* **Exercise requirements**
Update the data from its first line through the line containing "empty-slot bbox=[624, 452, 714, 511]" by changing "bounding boxes" to "box coordinates" and leaving everything else as it is. Return only those lines.

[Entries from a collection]

┄┄┄┄┄┄┄┄┄┄┄┄┄┄┄┄┄┄┄┄

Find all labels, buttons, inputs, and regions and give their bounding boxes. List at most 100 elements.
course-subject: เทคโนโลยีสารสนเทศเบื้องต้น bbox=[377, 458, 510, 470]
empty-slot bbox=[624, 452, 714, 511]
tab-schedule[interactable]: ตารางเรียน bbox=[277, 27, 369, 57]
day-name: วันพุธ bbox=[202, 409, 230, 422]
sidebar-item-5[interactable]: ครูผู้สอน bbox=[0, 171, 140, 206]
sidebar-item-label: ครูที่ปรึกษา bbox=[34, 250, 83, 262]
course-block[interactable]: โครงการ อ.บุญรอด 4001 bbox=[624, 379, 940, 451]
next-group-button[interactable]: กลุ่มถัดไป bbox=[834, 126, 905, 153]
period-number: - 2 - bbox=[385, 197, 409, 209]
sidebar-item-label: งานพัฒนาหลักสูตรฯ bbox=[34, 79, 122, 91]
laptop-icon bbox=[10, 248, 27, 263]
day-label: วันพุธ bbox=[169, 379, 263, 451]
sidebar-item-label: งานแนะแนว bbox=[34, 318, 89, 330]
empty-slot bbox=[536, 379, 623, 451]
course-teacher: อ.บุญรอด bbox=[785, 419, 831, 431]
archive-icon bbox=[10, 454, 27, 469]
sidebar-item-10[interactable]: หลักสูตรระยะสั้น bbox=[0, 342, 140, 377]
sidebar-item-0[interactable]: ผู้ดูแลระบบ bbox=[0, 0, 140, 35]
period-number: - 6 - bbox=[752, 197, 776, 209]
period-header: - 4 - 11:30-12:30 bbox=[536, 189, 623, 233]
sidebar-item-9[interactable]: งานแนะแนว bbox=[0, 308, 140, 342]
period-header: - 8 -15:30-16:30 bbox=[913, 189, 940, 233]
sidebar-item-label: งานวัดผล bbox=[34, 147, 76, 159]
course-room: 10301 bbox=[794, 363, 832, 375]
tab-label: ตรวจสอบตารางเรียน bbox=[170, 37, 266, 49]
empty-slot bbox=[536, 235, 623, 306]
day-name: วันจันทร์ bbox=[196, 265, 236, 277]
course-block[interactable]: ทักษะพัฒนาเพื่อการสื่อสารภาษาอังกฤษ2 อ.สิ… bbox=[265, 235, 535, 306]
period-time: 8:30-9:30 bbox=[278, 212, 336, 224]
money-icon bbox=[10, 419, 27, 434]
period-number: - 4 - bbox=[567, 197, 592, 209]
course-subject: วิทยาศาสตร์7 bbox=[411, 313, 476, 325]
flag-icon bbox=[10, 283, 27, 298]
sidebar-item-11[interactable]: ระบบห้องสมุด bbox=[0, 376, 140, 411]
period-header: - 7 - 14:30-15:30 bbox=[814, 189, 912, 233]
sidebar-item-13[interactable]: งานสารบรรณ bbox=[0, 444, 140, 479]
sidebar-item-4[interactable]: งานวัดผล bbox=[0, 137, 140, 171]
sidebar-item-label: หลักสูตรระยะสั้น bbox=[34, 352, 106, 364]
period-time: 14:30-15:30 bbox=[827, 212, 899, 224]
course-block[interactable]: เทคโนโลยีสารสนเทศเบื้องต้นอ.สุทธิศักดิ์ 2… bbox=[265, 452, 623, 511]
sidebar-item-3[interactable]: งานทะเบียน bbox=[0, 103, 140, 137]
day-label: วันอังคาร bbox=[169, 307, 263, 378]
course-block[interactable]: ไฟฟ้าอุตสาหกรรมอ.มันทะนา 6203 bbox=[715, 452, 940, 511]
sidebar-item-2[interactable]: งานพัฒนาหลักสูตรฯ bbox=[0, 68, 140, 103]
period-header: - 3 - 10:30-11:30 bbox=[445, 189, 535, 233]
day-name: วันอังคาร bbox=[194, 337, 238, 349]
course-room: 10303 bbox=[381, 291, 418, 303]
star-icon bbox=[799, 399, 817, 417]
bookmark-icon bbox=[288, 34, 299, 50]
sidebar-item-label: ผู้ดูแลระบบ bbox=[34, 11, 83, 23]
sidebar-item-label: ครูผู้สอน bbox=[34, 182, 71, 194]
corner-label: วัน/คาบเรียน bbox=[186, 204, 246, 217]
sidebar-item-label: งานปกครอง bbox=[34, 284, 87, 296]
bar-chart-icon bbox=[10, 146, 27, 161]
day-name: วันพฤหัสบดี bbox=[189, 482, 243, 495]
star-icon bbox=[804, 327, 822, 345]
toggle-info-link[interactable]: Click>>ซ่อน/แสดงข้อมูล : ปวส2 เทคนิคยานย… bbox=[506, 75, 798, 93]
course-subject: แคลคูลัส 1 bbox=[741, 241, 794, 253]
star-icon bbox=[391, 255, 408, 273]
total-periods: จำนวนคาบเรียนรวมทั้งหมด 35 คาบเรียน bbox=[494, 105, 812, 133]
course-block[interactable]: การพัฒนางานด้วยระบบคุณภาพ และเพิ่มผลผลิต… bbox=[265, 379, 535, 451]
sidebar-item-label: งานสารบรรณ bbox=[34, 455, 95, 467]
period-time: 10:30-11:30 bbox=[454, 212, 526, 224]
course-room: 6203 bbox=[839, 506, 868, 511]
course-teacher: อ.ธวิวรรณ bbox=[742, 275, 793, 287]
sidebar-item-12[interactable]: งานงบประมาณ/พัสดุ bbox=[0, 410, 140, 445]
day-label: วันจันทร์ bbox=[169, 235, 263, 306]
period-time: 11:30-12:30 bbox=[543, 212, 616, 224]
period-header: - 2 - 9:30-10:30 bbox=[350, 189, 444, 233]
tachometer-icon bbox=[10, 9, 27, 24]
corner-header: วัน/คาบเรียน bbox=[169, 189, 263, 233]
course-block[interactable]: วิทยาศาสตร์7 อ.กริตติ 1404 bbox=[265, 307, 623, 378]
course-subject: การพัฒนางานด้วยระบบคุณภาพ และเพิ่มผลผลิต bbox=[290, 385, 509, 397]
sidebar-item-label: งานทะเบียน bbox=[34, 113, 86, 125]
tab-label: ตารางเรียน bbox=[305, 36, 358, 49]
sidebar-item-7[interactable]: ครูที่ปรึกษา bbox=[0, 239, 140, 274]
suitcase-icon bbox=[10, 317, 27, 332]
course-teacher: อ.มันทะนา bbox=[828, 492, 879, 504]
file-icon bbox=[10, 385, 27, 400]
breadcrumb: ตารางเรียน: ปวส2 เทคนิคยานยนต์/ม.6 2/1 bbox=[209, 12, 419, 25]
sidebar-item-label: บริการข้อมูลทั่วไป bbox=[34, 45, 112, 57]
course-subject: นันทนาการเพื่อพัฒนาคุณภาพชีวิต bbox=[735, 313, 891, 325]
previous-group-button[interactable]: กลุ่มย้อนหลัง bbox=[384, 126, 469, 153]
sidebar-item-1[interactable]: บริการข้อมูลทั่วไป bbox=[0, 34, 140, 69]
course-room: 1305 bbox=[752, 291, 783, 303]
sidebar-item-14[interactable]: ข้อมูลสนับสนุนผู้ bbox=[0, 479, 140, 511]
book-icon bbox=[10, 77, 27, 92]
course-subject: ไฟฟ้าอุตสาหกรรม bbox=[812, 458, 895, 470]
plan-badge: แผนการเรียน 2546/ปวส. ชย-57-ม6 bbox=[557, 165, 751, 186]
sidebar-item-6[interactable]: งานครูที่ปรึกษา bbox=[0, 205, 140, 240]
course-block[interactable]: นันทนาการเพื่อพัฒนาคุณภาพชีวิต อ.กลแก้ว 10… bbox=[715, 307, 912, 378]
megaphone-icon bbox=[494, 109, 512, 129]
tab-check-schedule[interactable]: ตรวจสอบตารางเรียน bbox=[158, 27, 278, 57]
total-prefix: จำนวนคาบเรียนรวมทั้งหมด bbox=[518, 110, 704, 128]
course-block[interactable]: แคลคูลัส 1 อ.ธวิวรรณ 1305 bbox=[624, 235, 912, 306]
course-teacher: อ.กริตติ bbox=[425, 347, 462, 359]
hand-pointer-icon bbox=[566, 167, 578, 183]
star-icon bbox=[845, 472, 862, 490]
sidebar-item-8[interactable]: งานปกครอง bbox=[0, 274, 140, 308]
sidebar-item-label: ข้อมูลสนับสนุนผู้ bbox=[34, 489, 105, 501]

┄┄┄┄┄┄┄┄┄┄┄┄┄┄┄┄┄┄┄┄

* **Answer for the task**
Find all labels, buttons, inputs, and regions and give their box coordinates. List at most 100 elements.
course-subject: เทคโนโลยีสารสนเทศเบื้องต้น bbox=[377, 458, 510, 470]
empty-slot bbox=[624, 452, 714, 511]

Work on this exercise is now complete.